YOUR GOAL
Go over the listing below line by line and tally those containing "posters". Give only the tally.

STORED RECORDS
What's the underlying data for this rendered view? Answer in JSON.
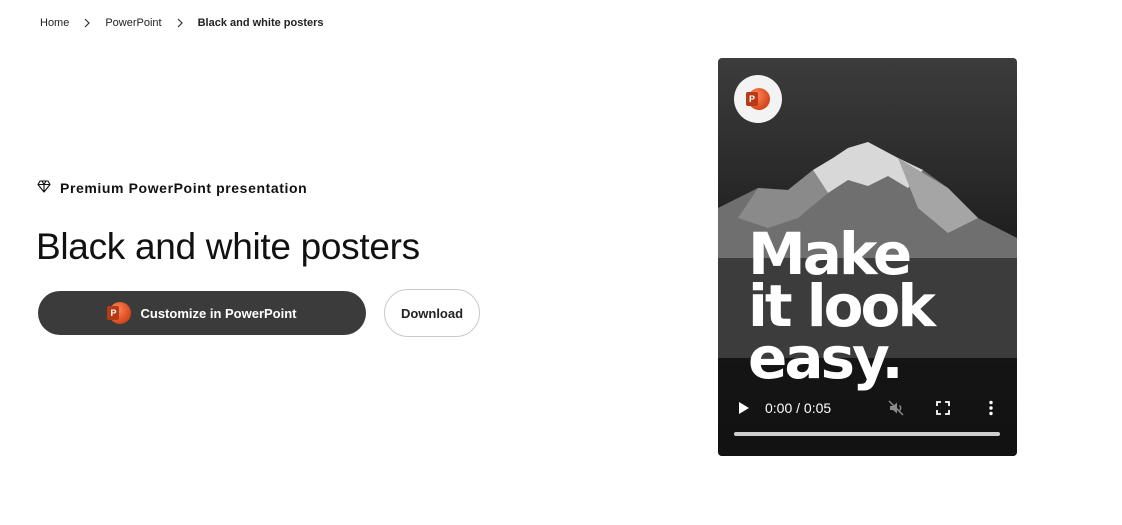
{
  "breadcrumb": {
    "items": [
      "Home",
      "PowerPoint",
      "Black and white posters"
    ]
  },
  "premium": {
    "label": "Premium PowerPoint presentation",
    "icon": "diamond-icon"
  },
  "page_title": "Black and white posters",
  "actions": {
    "customize_label": "Customize in PowerPoint",
    "download_label": "Download"
  },
  "video": {
    "overlay_text": [
      "Make",
      "it look",
      "easy."
    ],
    "time": "0:00 / 0:05",
    "progress": 0,
    "muted": true,
    "icons": [
      "play-icon",
      "mute-icon",
      "fullscreen-icon",
      "more-vertical-icon"
    ]
  },
  "colors": {
    "primary_button": "#3b3b3b",
    "powerpoint_orange": "#d6461c"
  }
}
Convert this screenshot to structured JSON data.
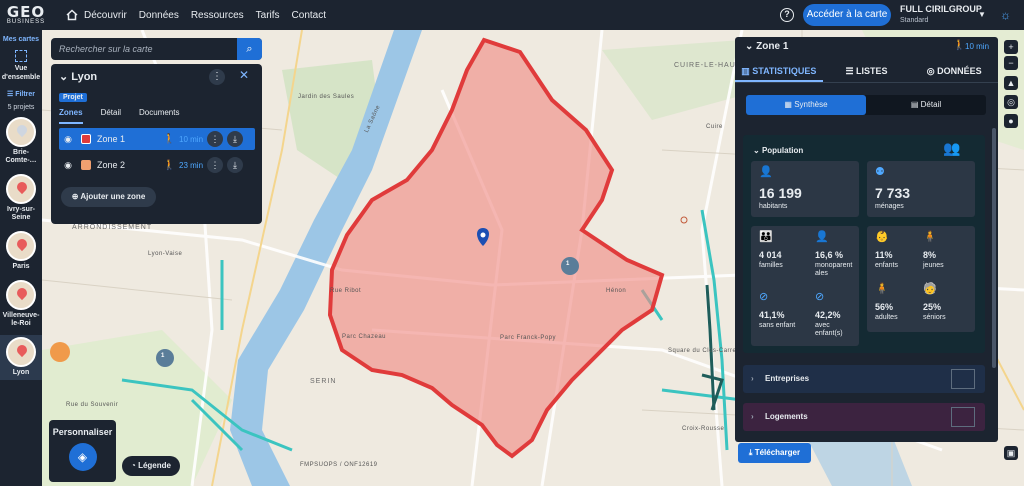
{
  "brand": {
    "logo": "GEO",
    "tagline": "BUSINESS"
  },
  "nav": {
    "items": [
      "Découvrir",
      "Données",
      "Ressources",
      "Tarifs",
      "Contact"
    ]
  },
  "header": {
    "cta": "Accéder à la carte",
    "account_name": "FULL CIRILGROUP",
    "account_plan": "Standard"
  },
  "sidebar": {
    "title": "Mes cartes",
    "overview": "Vue d'ensemble",
    "filter": "Filtrer",
    "count": "5 projets",
    "projects": [
      "Brie-Comte-…",
      "Ivry-sur-Seine",
      "Paris",
      "Villeneuve-le-Roi",
      "Lyon"
    ]
  },
  "search": {
    "placeholder": "Rechercher sur la carte"
  },
  "project_panel": {
    "title": "Lyon",
    "tag": "Projet",
    "tabs": [
      "Zones",
      "Détail",
      "Documents"
    ],
    "zones": [
      {
        "name": "Zone 1",
        "time": "10 min",
        "color": "#e03b3b"
      },
      {
        "name": "Zone 2",
        "time": "23 min",
        "color": "#f0a070"
      }
    ],
    "add_zone": "Ajouter une zone"
  },
  "right_panel": {
    "title": "Zone 1",
    "time": "10 min",
    "tabs": [
      "STATISTIQUES",
      "LISTES",
      "DONNÉES"
    ],
    "segments": [
      "Synthèse",
      "Détail"
    ],
    "population": {
      "title": "Population",
      "inhabitants_value": "16 199",
      "inhabitants_label": "habitants",
      "households_value": "7 733",
      "households_label": "ménages",
      "families_value": "4 014",
      "families_label": "familles",
      "single_parent_value": "16,6 %",
      "single_parent_label": "monoparentales",
      "children_value": "11%",
      "children_label": "enfants",
      "youth_value": "8%",
      "youth_label": "jeunes",
      "no_child_value": "41,1%",
      "no_child_label": "sans enfant",
      "with_child_value": "42,2%",
      "with_child_label": "avec enfant(s)",
      "adults_value": "56%",
      "adults_label": "adultes",
      "seniors_value": "25%",
      "seniors_label": "séniors"
    },
    "sections": [
      "Entreprises",
      "Logements"
    ],
    "download": "Télécharger"
  },
  "map": {
    "labels": [
      "Jardin des Saules",
      "La Saône",
      "ARRONDISSEMENT",
      "Lyon-Vaise",
      "Rue Ribot",
      "Parc Chazeau",
      "Parc Franck-Popy",
      "Hénon",
      "Square du Clos-Carret",
      "Croix-Rousse",
      "SERIN",
      "Rue du Souvenir",
      "CUIRE-LE-HAUT",
      "Cuire"
    ],
    "markers": [
      "1",
      "1"
    ],
    "attribution": "FMPSUOPS / ONF12619"
  },
  "bottom": {
    "customize": "Personnaliser",
    "legend": "Légende"
  },
  "colors": {
    "accent": "#1f6fd6",
    "panel": "#1c2430",
    "zone": "#e03b3b"
  }
}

TASK RESULT
2